Data for this exercise
.....
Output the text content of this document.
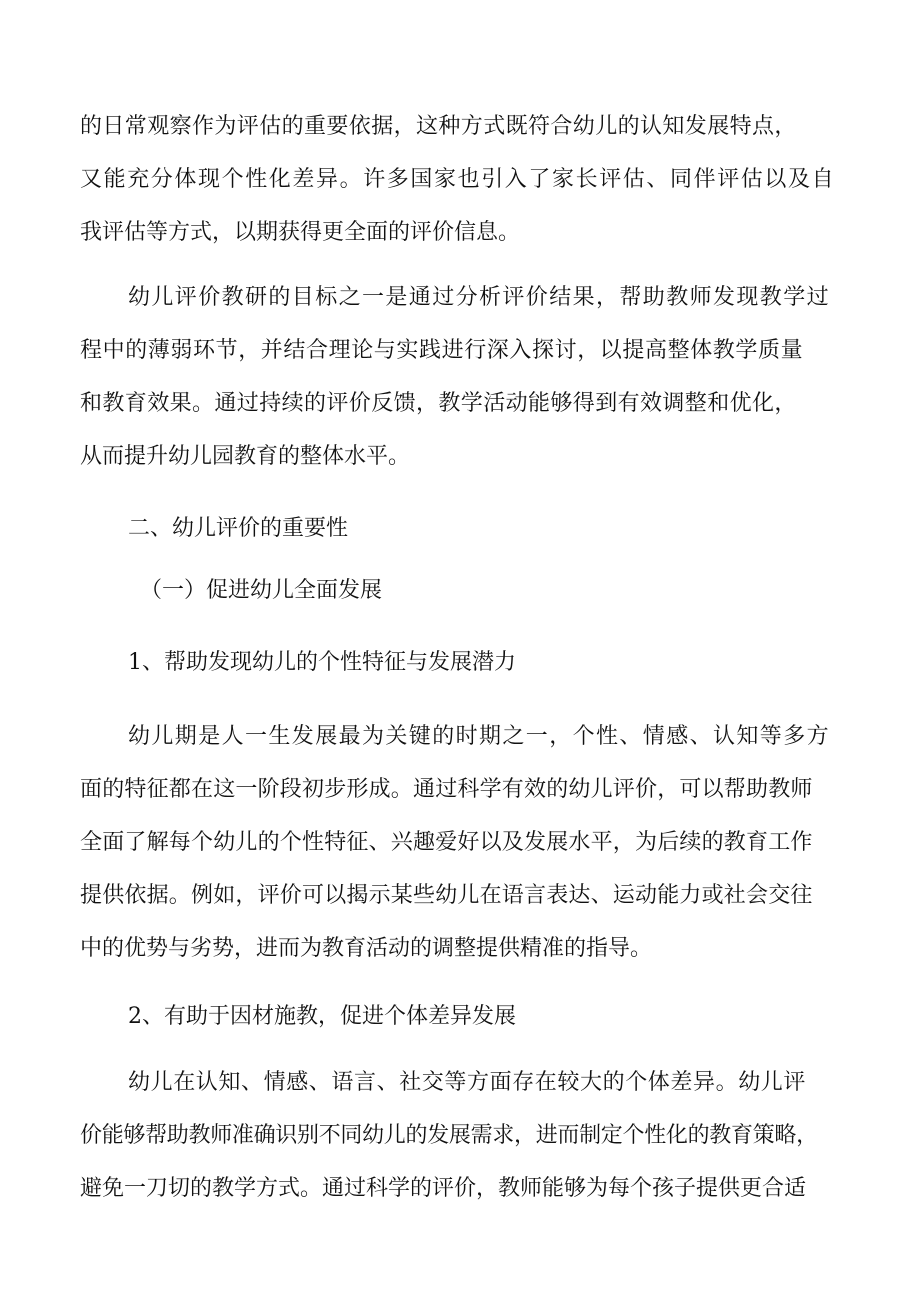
的日常观察作为评估的重要依据，这种方式既符合幼儿的认知发展特点，

又能充分体现个性化差异。许多国家也引入了家长评估、同伴评估以及自

我评估等方式，以期获得更全面的评价信息。

幼儿评价教研的目标之一是通过分析评价结果，帮助教师发现教学过

程中的薄弱环节，并结合理论与实践进行深入探讨，以提高整体教学质量

和教育效果。通过持续的评价反馈，教学活动能够得到有效调整和优化，

从而提升幼儿园教育的整体水平。

二、幼儿评价的重要性
（一）促进幼儿全面发展
1、帮助发现幼儿的个性特征与发展潜力

幼儿期是人一生发展最为关键的时期之一，个性、情感、认知等多方

面的特征都在这一阶段初步形成。通过科学有效的幼儿评价，可以帮助教师

全面了解每个幼儿的个性特征、兴趣爱好以及发展水平，为后续的教育工作

提供依据。例如，评价可以揭示某些幼儿在语言表达、运动能力或社会交往

中的优势与劣势，进而为教育活动的调整提供精准的指导。

2、有助于因材施教，促进个体差异发展

幼儿在认知、情感、语言、社交等方面存在较大的个体差异。幼儿评

价能够帮助教师准确识别不同幼儿的发展需求，进而制定个性化的教育策略，

避免一刀切的教学方式。通过科学的评价，教师能够为每个孩子提供更合适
.....
Exercise prompt
Set down the material exactly, every line of it, except for the pictures.

Correct output
Output the text content of this document.
的日常观察作为评估的重要依据，这种方式既符合幼儿的认知发展特点，

又能充分体现个性化差异。许多国家也引入了家长评估、同伴评估以及自

我评估等方式，以期获得更全面的评价信息。

幼儿评价教研的目标之一是通过分析评价结果，帮助教师发现教学过

程中的薄弱环节，并结合理论与实践进行深入探讨，以提高整体教学质量

和教育效果。通过持续的评价反馈，教学活动能够得到有效调整和优化，

从而提升幼儿园教育的整体水平。

二、幼儿评价的重要性
（一）促进幼儿全面发展
1、帮助发现幼儿的个性特征与发展潜力

幼儿期是人一生发展最为关键的时期之一，个性、情感、认知等多方

面的特征都在这一阶段初步形成。通过科学有效的幼儿评价，可以帮助教师

全面了解每个幼儿的个性特征、兴趣爱好以及发展水平，为后续的教育工作

提供依据。例如，评价可以揭示某些幼儿在语言表达、运动能力或社会交往

中的优势与劣势，进而为教育活动的调整提供精准的指导。

2、有助于因材施教，促进个体差异发展

幼儿在认知、情感、语言、社交等方面存在较大的个体差异。幼儿评

价能够帮助教师准确识别不同幼儿的发展需求，进而制定个性化的教育策略，

避免一刀切的教学方式。通过科学的评价，教师能够为每个孩子提供更合适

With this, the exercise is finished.